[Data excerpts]
START
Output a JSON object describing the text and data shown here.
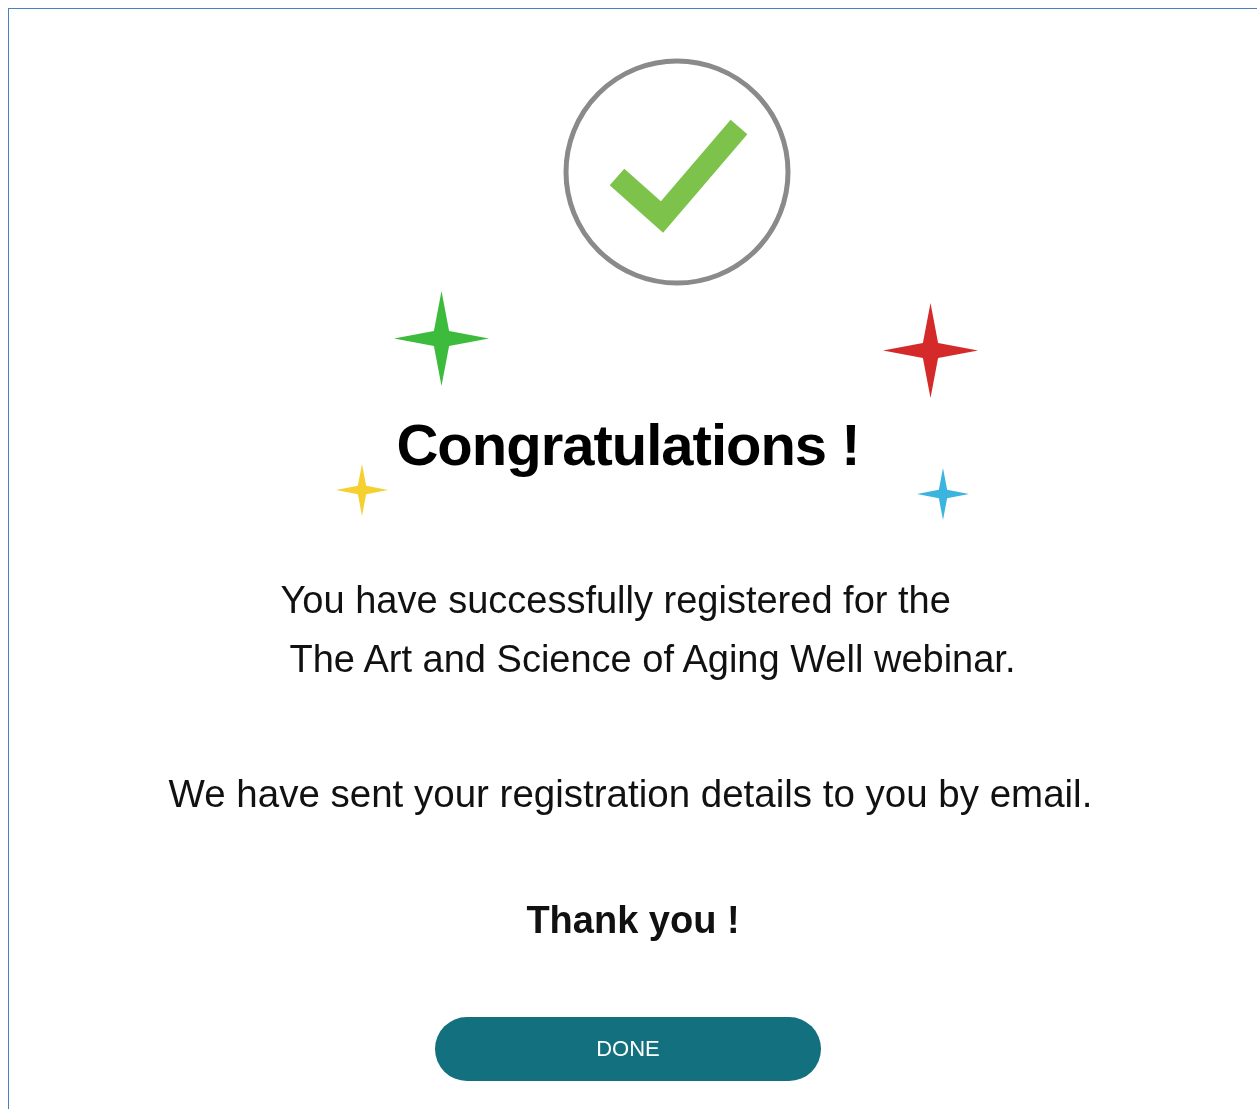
{
  "title": "Congratulations !",
  "message_lines": [
    "You have successfully registered for the",
    "The Art and Science of Aging Well webinar."
  ],
  "email_note": "We have sent your registration details to you by email.",
  "thanks": "Thank you !",
  "button": {
    "label": "DONE"
  },
  "sparkles": [
    {
      "color": "#3dbb3d"
    },
    {
      "color": "#d42a2a"
    },
    {
      "color": "#f5d031"
    },
    {
      "color": "#3cb4e0"
    }
  ]
}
END
TO BE DONE: Tell how many lines in the records above contain "color", giving the number and no other words.

COMPLETE ANSWER: 4